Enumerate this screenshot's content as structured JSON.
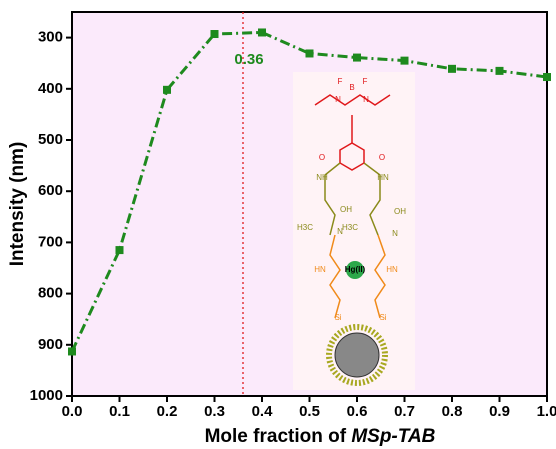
{
  "chart_data": {
    "type": "line",
    "xlabel": [
      "Mole fraction of ",
      "MSp-TAB"
    ],
    "ylabel": "Intensity (nm)",
    "x": [
      0,
      0.1,
      0.2,
      0.3,
      0.4,
      0.5,
      0.6,
      0.7,
      0.8,
      0.9,
      1.0
    ],
    "series": [
      {
        "color": "#1e8a1e",
        "values": [
          913,
          715,
          402,
          293,
          290,
          331,
          339,
          345,
          361,
          365,
          377
        ]
      }
    ],
    "xlim": [
      0,
      1
    ],
    "ylim": [
      250,
      1000
    ],
    "y_inverted": true,
    "xticks": [
      {
        "value": 0,
        "label": "0.0"
      },
      {
        "value": 0.1,
        "label": "0.1"
      },
      {
        "value": 0.2,
        "label": "0.2"
      },
      {
        "value": 0.3,
        "label": "0.3"
      },
      {
        "value": 0.4,
        "label": "0.4"
      },
      {
        "value": 0.5,
        "label": "0.5"
      },
      {
        "value": 0.6,
        "label": "0.6"
      },
      {
        "value": 0.7,
        "label": "0.7"
      },
      {
        "value": 0.8,
        "label": "0.8"
      },
      {
        "value": 0.9,
        "label": "0.9"
      },
      {
        "value": 1,
        "label": "1.0"
      }
    ],
    "yticks": [
      300,
      400,
      500,
      600,
      700,
      800,
      900,
      1000
    ],
    "annotation": {
      "x": 0.36,
      "label": "0.36",
      "color": "#e0181b"
    },
    "inset_labels": [
      "F",
      "B",
      "F",
      "N",
      "N",
      "O",
      "O",
      "NH",
      "HN",
      "OH",
      "OH",
      "H3C",
      "H3C",
      "N",
      "N",
      "HN",
      "HN",
      "Hg(II)",
      "Si",
      "Si"
    ]
  }
}
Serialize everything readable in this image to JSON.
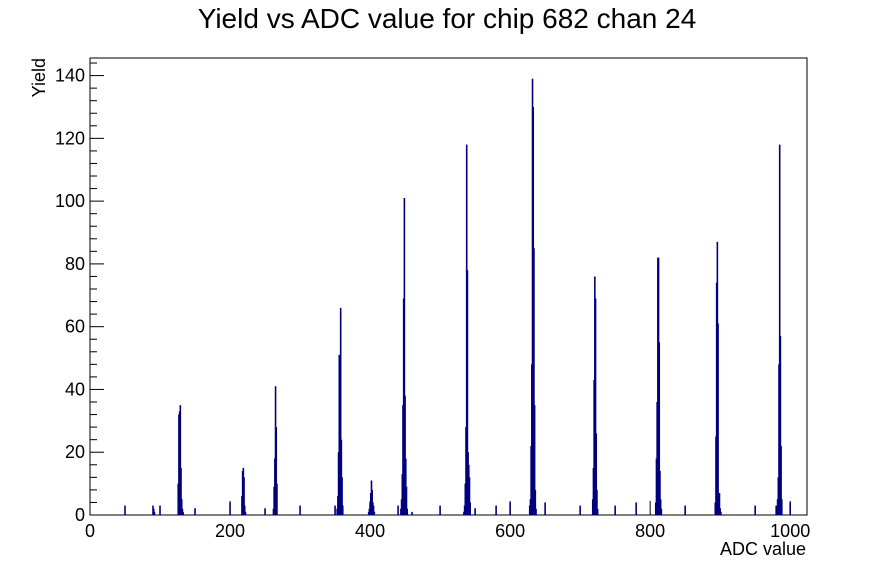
{
  "chart_data": {
    "type": "bar",
    "title": "Yield vs ADC value for chip 682 chan 24",
    "xlabel": "ADC value",
    "ylabel": "Yield",
    "xlim": [
      0,
      1024
    ],
    "ylim": [
      0,
      145.6
    ],
    "xticks": [
      0,
      200,
      400,
      600,
      800,
      1000
    ],
    "yticks": [
      0,
      20,
      40,
      60,
      80,
      100,
      120,
      140
    ],
    "grid": false,
    "legend": "none",
    "line_color": "#00007f",
    "series": [
      {
        "x": [
          50,
          90,
          91,
          92,
          100,
          126,
          127,
          128,
          129,
          130,
          131,
          132,
          133,
          150,
          200,
          217,
          218,
          219,
          220,
          221,
          222,
          250,
          262,
          263,
          264,
          265,
          266,
          267,
          300,
          350,
          353,
          354,
          355,
          356,
          357,
          358,
          359,
          360,
          361,
          398,
          399,
          400,
          401,
          402,
          403,
          404,
          405,
          406,
          440,
          444,
          445,
          446,
          447,
          448,
          449,
          450,
          451,
          452,
          453,
          460,
          500,
          534,
          535,
          536,
          537,
          538,
          539,
          540,
          541,
          542,
          543,
          550,
          580,
          600,
          628,
          629,
          630,
          631,
          632,
          633,
          634,
          635,
          636,
          637,
          650,
          700,
          718,
          719,
          720,
          721,
          722,
          723,
          724,
          725,
          750,
          780,
          808,
          809,
          810,
          811,
          812,
          813,
          814,
          815,
          816,
          850,
          893,
          894,
          895,
          896,
          897,
          898,
          899,
          900,
          901,
          950,
          980,
          982,
          983,
          984,
          985,
          986,
          987,
          988,
          1000
        ],
        "values": [
          3,
          3,
          2,
          1,
          3,
          10,
          32,
          33,
          35,
          15,
          5,
          2,
          1,
          2,
          4,
          6,
          14,
          15,
          12,
          3,
          1,
          2,
          2,
          9,
          18,
          41,
          28,
          10,
          3,
          3,
          2,
          6,
          20,
          51,
          45,
          66,
          24,
          12,
          3,
          1,
          2,
          4,
          7,
          11,
          8,
          4,
          3,
          1,
          3,
          2,
          5,
          13,
          35,
          69,
          101,
          38,
          18,
          9,
          2,
          1,
          3,
          1,
          3,
          10,
          28,
          118,
          78,
          20,
          16,
          12,
          4,
          2,
          3,
          4,
          3,
          5,
          22,
          48,
          139,
          130,
          85,
          35,
          8,
          2,
          4,
          3,
          5,
          15,
          43,
          76,
          69,
          26,
          8,
          2,
          3,
          4,
          4,
          18,
          36,
          82,
          82,
          55,
          14,
          5,
          2,
          3,
          4,
          25,
          74,
          87,
          61,
          6,
          7,
          2,
          1,
          3,
          3,
          5,
          12,
          48,
          118,
          57,
          22,
          5,
          4
        ]
      }
    ]
  }
}
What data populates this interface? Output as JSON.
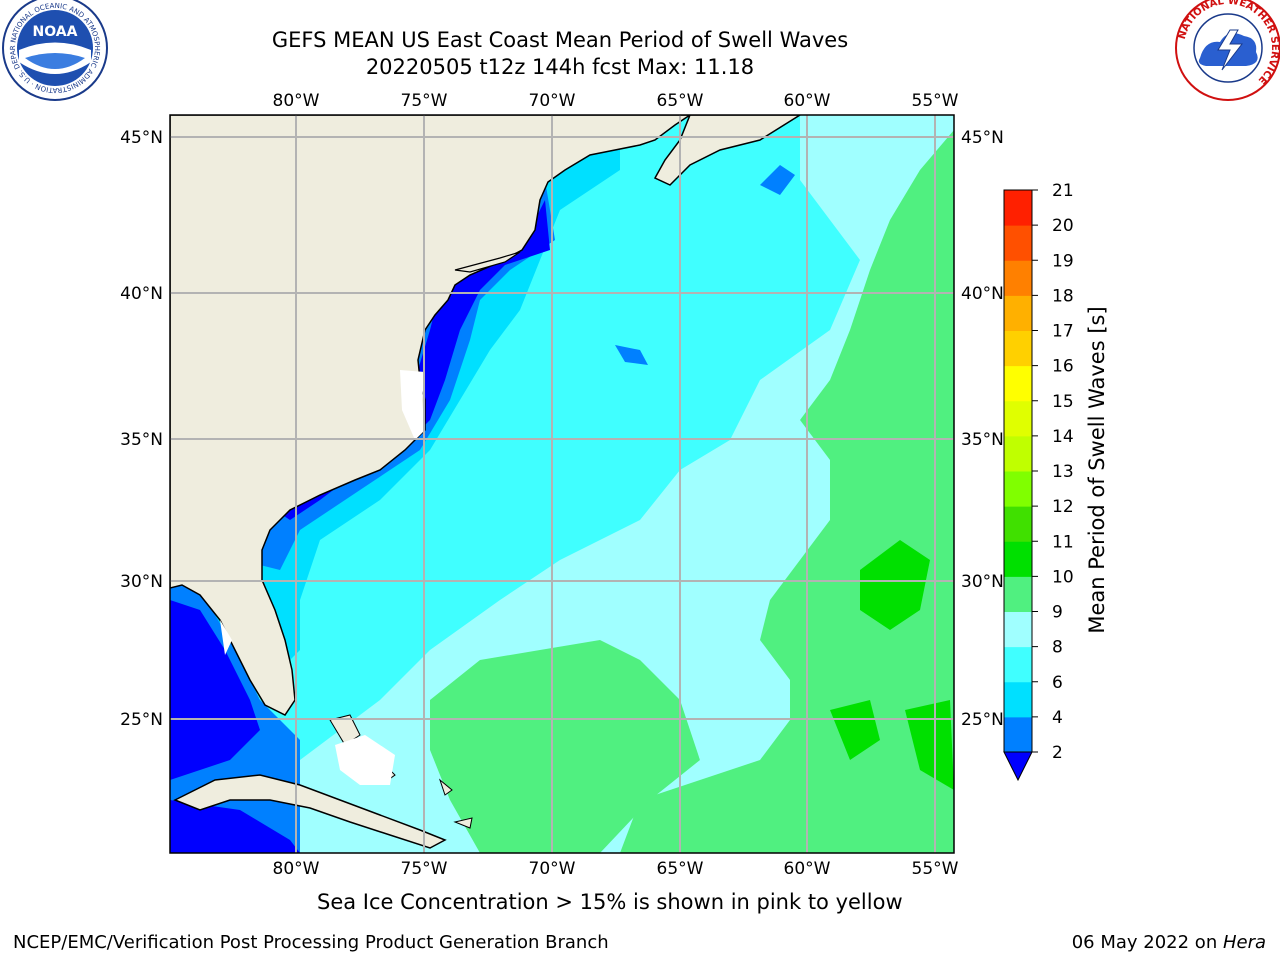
{
  "header": {
    "title_line1": "GEFS MEAN US East Coast Mean Period of Swell Waves",
    "title_line2": "20220505 t12z 144h fcst   Max: 11.18"
  },
  "logos": {
    "left": {
      "name": "NOAA",
      "ring_text": "NATIONAL OCEANIC AND ATMOSPHERIC ADMINISTRATION · U.S. DEPARTMENT OF COMMERCE",
      "center_text": "NOAA"
    },
    "right": {
      "name": "National Weather Service",
      "ring_text": "NATIONAL WEATHER SERVICE"
    }
  },
  "map": {
    "lon_range": [
      -85,
      -54
    ],
    "lat_range": [
      20.5,
      46
    ],
    "lon_ticks": [
      "80°W",
      "75°W",
      "70°W",
      "65°W",
      "60°W",
      "55°W"
    ],
    "lon_tick_values": [
      -80,
      -75,
      -70,
      -65,
      -60,
      -55
    ],
    "lat_ticks": [
      "45°N",
      "40°N",
      "35°N",
      "30°N",
      "25°N"
    ],
    "lat_tick_values": [
      45,
      40,
      35,
      30,
      25
    ],
    "colors": {
      "land": "#efedde",
      "grid": "#b3b3b3",
      "coast": "#000000",
      "ice_gap": "#ffffff"
    }
  },
  "colorbar": {
    "label": "Mean Period of Swell Waves [s]",
    "tick_labels": [
      "2",
      "4",
      "6",
      "8",
      "9",
      "10",
      "11",
      "12",
      "13",
      "14",
      "15",
      "16",
      "17",
      "18",
      "19",
      "20",
      "21"
    ],
    "levels": [
      2,
      4,
      6,
      8,
      9,
      10,
      11,
      12,
      13,
      14,
      15,
      16,
      17,
      18,
      19,
      20,
      21
    ],
    "colors": [
      "#0080ff",
      "#00e0ff",
      "#40ffff",
      "#a0ffff",
      "#50f080",
      "#00e000",
      "#40e000",
      "#80ff00",
      "#c0ff00",
      "#e0ff00",
      "#ffff00",
      "#ffd000",
      "#ffb000",
      "#ff8000",
      "#ff5000",
      "#ff2000"
    ],
    "under_color": "#0000ff"
  },
  "notes": {
    "ice": "Sea Ice Concentration > 15% is shown in pink to yellow"
  },
  "footer": {
    "left": "NCEP/EMC/Verification Post Processing Product Generation Branch",
    "right_prefix": "06 May 2022 on ",
    "right_machine": "Hera"
  }
}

========

== WORK REQUIRED ==
Repeat the listing above exactly, with no pictures.

== ANSWER TO THE TASK ==
Enumerate this screenshot's content as structured JSON.
{
  "chart_data": {
    "type": "line",
    "xlabel": [
      "Mole fraction of ",
      "MSp-TAB"
    ],
    "ylabel": "Intensity (nm)",
    "x": [
      0,
      0.1,
      0.2,
      0.3,
      0.4,
      0.5,
      0.6,
      0.7,
      0.8,
      0.9,
      1.0
    ],
    "series": [
      {
        "color": "#1e8a1e",
        "values": [
          913,
          715,
          402,
          293,
          290,
          331,
          339,
          345,
          361,
          365,
          377
        ]
      }
    ],
    "xlim": [
      0,
      1
    ],
    "ylim": [
      250,
      1000
    ],
    "y_inverted": true,
    "xticks": [
      {
        "value": 0,
        "label": "0.0"
      },
      {
        "value": 0.1,
        "label": "0.1"
      },
      {
        "value": 0.2,
        "label": "0.2"
      },
      {
        "value": 0.3,
        "label": "0.3"
      },
      {
        "value": 0.4,
        "label": "0.4"
      },
      {
        "value": 0.5,
        "label": "0.5"
      },
      {
        "value": 0.6,
        "label": "0.6"
      },
      {
        "value": 0.7,
        "label": "0.7"
      },
      {
        "value": 0.8,
        "label": "0.8"
      },
      {
        "value": 0.9,
        "label": "0.9"
      },
      {
        "value": 1,
        "label": "1.0"
      }
    ],
    "yticks": [
      300,
      400,
      500,
      600,
      700,
      800,
      900,
      1000
    ],
    "annotation": {
      "x": 0.36,
      "label": "0.36",
      "color": "#e0181b"
    },
    "inset_labels": [
      "F",
      "B",
      "F",
      "N",
      "N",
      "O",
      "O",
      "NH",
      "HN",
      "OH",
      "OH",
      "H3C",
      "H3C",
      "N",
      "N",
      "HN",
      "HN",
      "Hg(II)",
      "Si",
      "Si"
    ]
  }
}
Serialize everything readable in this image to JSON.
{
  "chart_data": {
    "type": "bar",
    "title": "Yield vs ADC value for chip 682 chan 24",
    "xlabel": "ADC value",
    "ylabel": "Yield",
    "xlim": [
      0,
      1024
    ],
    "ylim": [
      0,
      145.6
    ],
    "xticks": [
      0,
      200,
      400,
      600,
      800,
      1000
    ],
    "yticks": [
      0,
      20,
      40,
      60,
      80,
      100,
      120,
      140
    ],
    "grid": false,
    "legend": "none",
    "line_color": "#00007f",
    "series": [
      {
        "x": [
          50,
          90,
          91,
          92,
          100,
          126,
          127,
          128,
          129,
          130,
          131,
          132,
          133,
          150,
          200,
          217,
          218,
          219,
          220,
          221,
          222,
          250,
          262,
          263,
          264,
          265,
          266,
          267,
          300,
          350,
          353,
          354,
          355,
          356,
          357,
          358,
          359,
          360,
          361,
          398,
          399,
          400,
          401,
          402,
          403,
          404,
          405,
          406,
          440,
          444,
          445,
          446,
          447,
          448,
          449,
          450,
          451,
          452,
          453,
          460,
          500,
          534,
          535,
          536,
          537,
          538,
          539,
          540,
          541,
          542,
          543,
          550,
          580,
          600,
          628,
          629,
          630,
          631,
          632,
          633,
          634,
          635,
          636,
          637,
          650,
          700,
          718,
          719,
          720,
          721,
          722,
          723,
          724,
          725,
          750,
          780,
          808,
          809,
          810,
          811,
          812,
          813,
          814,
          815,
          816,
          850,
          893,
          894,
          895,
          896,
          897,
          898,
          899,
          900,
          901,
          950,
          980,
          982,
          983,
          984,
          985,
          986,
          987,
          988,
          1000
        ],
        "values": [
          3,
          3,
          2,
          1,
          3,
          10,
          32,
          33,
          35,
          15,
          5,
          2,
          1,
          2,
          4,
          6,
          14,
          15,
          12,
          3,
          1,
          2,
          2,
          9,
          18,
          41,
          28,
          10,
          3,
          3,
          2,
          6,
          20,
          51,
          45,
          66,
          24,
          12,
          3,
          1,
          2,
          4,
          7,
          11,
          8,
          4,
          3,
          1,
          3,
          2,
          5,
          13,
          35,
          69,
          101,
          38,
          18,
          9,
          2,
          1,
          3,
          1,
          3,
          10,
          28,
          118,
          78,
          20,
          16,
          12,
          4,
          2,
          3,
          4,
          3,
          5,
          22,
          48,
          139,
          130,
          85,
          35,
          8,
          2,
          4,
          3,
          5,
          15,
          43,
          76,
          69,
          26,
          8,
          2,
          3,
          4,
          4,
          18,
          36,
          82,
          82,
          55,
          14,
          5,
          2,
          3,
          4,
          25,
          74,
          87,
          61,
          6,
          7,
          2,
          1,
          3,
          3,
          5,
          12,
          48,
          118,
          57,
          22,
          5,
          4
        ]
      }
    ]
  }
}
What data populates this interface? Output as JSON.
{
  "header": {
    "title_line1": "GEFS MEAN US East Coast Mean Period of Swell Waves",
    "title_line2": "20220505 t12z 144h fcst   Max: 11.18"
  },
  "logos": {
    "left": {
      "name": "NOAA",
      "ring_text": "NATIONAL OCEANIC AND ATMOSPHERIC ADMINISTRATION · U.S. DEPARTMENT OF COMMERCE",
      "center_text": "NOAA"
    },
    "right": {
      "name": "National Weather Service",
      "ring_text": "NATIONAL WEATHER SERVICE"
    }
  },
  "map": {
    "lon_range": [
      -85,
      -54
    ],
    "lat_range": [
      20.5,
      46
    ],
    "lon_ticks": [
      "80°W",
      "75°W",
      "70°W",
      "65°W",
      "60°W",
      "55°W"
    ],
    "lon_tick_values": [
      -80,
      -75,
      -70,
      -65,
      -60,
      -55
    ],
    "lat_ticks": [
      "45°N",
      "40°N",
      "35°N",
      "30°N",
      "25°N"
    ],
    "lat_tick_values": [
      45,
      40,
      35,
      30,
      25
    ],
    "colors": {
      "land": "#efedde",
      "grid": "#b3b3b3",
      "coast": "#000000",
      "ice_gap": "#ffffff"
    }
  },
  "colorbar": {
    "label": "Mean Period of Swell Waves [s]",
    "tick_labels": [
      "2",
      "4",
      "6",
      "8",
      "9",
      "10",
      "11",
      "12",
      "13",
      "14",
      "15",
      "16",
      "17",
      "18",
      "19",
      "20",
      "21"
    ],
    "levels": [
      2,
      4,
      6,
      8,
      9,
      10,
      11,
      12,
      13,
      14,
      15,
      16,
      17,
      18,
      19,
      20,
      21
    ],
    "colors": [
      "#0080ff",
      "#00e0ff",
      "#40ffff",
      "#a0ffff",
      "#50f080",
      "#00e000",
      "#40e000",
      "#80ff00",
      "#c0ff00",
      "#e0ff00",
      "#ffff00",
      "#ffd000",
      "#ffb000",
      "#ff8000",
      "#ff5000",
      "#ff2000"
    ],
    "under_color": "#0000ff"
  },
  "notes": {
    "ice": "Sea Ice Concentration > 15% is shown in pink to yellow"
  },
  "footer": {
    "left": "NCEP/EMC/Verification Post Processing Product Generation Branch",
    "right_prefix": "06 May 2022 on ",
    "right_machine": "Hera"
  }
}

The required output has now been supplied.